=== Stated goal ===
Scan the records below. List lines holding "title".

Collection entries:

▼▼▼

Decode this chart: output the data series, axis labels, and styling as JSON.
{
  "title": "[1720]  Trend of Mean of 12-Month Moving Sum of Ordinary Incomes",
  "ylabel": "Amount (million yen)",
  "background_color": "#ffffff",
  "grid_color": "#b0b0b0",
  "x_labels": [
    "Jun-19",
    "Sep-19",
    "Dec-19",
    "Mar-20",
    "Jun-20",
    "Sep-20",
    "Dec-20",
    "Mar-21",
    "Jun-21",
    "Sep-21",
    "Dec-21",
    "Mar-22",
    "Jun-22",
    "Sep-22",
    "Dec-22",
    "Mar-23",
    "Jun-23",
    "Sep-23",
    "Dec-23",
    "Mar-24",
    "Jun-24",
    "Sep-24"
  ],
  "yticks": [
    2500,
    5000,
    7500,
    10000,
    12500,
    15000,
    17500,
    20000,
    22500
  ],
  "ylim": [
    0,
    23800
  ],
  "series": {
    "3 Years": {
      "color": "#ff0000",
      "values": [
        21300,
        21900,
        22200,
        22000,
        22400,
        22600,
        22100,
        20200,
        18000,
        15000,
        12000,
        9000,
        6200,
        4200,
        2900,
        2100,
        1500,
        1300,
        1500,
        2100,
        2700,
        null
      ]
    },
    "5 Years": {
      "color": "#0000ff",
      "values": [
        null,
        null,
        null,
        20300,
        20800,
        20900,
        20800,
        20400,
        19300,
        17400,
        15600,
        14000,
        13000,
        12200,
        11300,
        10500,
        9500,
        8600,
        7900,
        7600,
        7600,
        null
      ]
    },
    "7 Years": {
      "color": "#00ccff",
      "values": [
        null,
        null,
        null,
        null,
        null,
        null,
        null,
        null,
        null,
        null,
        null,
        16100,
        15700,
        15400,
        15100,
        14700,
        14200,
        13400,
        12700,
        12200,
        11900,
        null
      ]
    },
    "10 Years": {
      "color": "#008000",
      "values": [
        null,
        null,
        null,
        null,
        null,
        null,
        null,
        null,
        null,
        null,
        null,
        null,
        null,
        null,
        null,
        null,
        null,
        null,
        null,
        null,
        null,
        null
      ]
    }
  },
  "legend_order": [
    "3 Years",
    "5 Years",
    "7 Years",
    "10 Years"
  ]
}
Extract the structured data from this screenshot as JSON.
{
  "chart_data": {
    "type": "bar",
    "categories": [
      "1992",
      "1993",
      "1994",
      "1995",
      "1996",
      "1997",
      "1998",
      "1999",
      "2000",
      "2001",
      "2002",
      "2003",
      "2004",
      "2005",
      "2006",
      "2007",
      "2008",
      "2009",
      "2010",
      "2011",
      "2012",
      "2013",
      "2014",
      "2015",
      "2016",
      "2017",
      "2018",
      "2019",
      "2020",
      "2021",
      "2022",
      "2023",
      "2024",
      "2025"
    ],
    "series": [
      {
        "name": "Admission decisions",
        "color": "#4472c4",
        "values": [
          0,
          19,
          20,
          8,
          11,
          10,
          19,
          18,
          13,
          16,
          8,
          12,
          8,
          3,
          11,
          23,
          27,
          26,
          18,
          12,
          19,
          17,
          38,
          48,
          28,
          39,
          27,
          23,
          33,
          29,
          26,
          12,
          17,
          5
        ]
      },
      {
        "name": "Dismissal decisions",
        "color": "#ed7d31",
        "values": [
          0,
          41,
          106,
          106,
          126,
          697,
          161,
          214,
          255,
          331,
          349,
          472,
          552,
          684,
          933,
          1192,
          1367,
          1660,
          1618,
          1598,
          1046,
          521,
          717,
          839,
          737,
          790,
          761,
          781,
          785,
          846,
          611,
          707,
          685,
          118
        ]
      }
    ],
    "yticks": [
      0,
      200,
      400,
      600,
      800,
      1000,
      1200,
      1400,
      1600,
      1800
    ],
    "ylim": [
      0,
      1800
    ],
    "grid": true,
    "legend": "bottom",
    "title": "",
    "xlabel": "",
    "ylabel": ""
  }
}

▲▲▲

=== Answer in full ===
  "title": "[1720]  Trend of Mean of 12-Month Moving Sum of Ordinary Incomes",
    "title": "",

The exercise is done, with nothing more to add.